- **RECORDS**
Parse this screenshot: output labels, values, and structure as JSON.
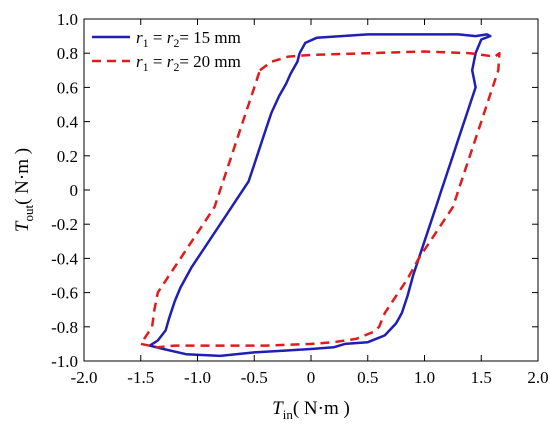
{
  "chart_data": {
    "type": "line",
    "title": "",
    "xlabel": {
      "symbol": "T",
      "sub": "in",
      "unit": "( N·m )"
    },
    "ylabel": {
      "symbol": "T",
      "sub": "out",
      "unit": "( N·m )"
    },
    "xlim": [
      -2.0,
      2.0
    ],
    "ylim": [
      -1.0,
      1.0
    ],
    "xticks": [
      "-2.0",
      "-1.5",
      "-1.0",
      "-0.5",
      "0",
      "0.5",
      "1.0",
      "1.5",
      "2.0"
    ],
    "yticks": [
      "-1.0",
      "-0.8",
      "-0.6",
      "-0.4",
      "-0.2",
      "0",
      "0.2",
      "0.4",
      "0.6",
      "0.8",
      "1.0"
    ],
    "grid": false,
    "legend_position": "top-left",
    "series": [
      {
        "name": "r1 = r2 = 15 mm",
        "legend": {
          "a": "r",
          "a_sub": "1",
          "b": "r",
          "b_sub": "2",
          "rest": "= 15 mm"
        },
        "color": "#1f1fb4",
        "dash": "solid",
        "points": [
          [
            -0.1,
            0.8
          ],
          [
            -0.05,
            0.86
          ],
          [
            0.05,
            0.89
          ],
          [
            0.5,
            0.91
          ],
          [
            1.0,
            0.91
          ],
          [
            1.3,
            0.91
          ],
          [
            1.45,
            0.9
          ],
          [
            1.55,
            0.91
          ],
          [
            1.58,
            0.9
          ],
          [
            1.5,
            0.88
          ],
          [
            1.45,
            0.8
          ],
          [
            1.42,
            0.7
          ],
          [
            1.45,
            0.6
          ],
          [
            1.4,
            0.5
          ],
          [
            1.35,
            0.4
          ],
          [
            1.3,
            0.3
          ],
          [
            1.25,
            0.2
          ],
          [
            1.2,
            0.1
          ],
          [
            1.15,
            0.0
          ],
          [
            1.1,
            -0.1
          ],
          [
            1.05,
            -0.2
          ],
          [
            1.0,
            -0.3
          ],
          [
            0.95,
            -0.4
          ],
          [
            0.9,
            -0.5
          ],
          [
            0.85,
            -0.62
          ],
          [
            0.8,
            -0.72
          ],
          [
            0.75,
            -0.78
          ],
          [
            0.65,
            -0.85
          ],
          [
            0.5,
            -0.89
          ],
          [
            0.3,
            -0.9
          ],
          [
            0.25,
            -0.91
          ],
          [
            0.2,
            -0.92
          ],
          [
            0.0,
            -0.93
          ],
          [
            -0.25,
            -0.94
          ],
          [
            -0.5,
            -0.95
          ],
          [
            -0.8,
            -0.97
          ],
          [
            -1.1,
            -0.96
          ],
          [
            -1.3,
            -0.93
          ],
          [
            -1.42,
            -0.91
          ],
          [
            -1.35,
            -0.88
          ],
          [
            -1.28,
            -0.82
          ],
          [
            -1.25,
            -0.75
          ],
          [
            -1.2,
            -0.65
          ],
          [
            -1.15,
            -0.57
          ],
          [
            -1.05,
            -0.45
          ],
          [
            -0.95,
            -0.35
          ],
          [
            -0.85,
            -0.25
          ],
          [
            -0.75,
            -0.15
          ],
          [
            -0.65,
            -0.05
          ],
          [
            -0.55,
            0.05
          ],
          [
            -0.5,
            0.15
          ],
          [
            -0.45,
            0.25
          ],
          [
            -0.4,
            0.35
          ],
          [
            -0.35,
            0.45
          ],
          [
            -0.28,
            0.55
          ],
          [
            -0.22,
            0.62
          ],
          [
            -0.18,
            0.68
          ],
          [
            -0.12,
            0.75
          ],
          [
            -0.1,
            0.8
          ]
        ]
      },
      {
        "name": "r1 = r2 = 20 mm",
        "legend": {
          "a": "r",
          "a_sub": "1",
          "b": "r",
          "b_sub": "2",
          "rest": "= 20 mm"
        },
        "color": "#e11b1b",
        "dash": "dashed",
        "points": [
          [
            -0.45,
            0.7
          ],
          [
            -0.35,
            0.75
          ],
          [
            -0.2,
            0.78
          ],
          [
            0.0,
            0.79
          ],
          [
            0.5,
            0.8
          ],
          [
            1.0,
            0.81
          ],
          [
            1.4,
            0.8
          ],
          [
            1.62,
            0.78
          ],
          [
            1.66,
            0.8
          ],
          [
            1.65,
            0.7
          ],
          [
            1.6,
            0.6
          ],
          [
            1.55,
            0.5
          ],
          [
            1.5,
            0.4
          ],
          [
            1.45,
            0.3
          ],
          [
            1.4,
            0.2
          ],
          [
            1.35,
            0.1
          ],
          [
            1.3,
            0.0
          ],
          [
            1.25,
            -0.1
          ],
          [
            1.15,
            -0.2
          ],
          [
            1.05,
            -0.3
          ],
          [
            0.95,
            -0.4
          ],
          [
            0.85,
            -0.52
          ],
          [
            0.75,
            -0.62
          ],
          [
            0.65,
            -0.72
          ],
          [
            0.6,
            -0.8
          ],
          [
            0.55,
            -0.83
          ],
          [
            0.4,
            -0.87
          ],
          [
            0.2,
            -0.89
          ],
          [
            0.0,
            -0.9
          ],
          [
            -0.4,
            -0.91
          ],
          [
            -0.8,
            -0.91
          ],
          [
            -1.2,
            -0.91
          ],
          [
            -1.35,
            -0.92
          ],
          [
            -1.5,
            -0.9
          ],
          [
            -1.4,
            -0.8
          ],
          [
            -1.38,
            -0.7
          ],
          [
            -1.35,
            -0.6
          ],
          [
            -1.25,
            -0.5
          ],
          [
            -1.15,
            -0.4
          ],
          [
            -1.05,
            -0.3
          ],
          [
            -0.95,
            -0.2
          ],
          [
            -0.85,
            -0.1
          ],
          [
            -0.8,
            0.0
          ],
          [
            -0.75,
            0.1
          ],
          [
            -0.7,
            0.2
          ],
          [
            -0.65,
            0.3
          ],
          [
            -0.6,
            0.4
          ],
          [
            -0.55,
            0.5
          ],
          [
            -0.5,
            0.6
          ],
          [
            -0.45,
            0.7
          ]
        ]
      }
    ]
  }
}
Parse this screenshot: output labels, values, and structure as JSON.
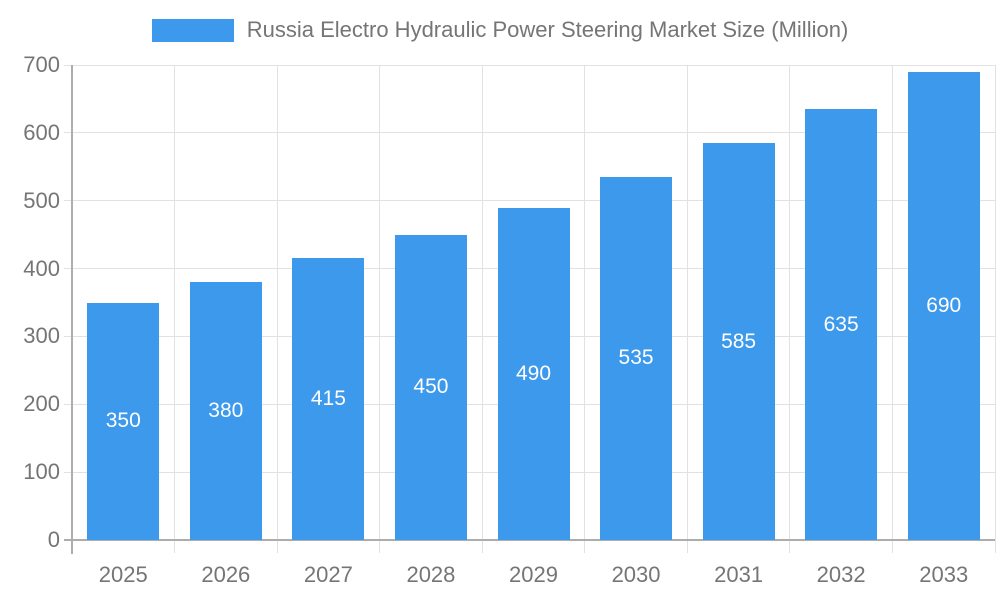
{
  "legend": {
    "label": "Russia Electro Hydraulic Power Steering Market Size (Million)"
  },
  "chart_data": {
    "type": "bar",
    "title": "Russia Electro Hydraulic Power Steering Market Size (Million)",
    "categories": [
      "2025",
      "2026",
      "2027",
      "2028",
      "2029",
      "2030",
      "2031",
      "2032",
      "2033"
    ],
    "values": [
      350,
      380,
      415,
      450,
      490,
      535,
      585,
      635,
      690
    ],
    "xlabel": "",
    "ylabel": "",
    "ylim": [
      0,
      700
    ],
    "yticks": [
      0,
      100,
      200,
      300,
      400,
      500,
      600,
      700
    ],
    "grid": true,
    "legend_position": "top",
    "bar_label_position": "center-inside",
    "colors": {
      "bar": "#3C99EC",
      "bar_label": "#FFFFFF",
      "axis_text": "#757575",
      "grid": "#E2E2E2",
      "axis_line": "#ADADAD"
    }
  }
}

- **INSTRUCTIONS TO FOLLOW**
Pull every line containing "Market" out of the data above.

- **ANSWER BELOW**
    "label": "Russia Electro Hydraulic Power Steering Market Size (Million)"
    "title": "Russia Electro Hydraulic Power Steering Market Size (Million)",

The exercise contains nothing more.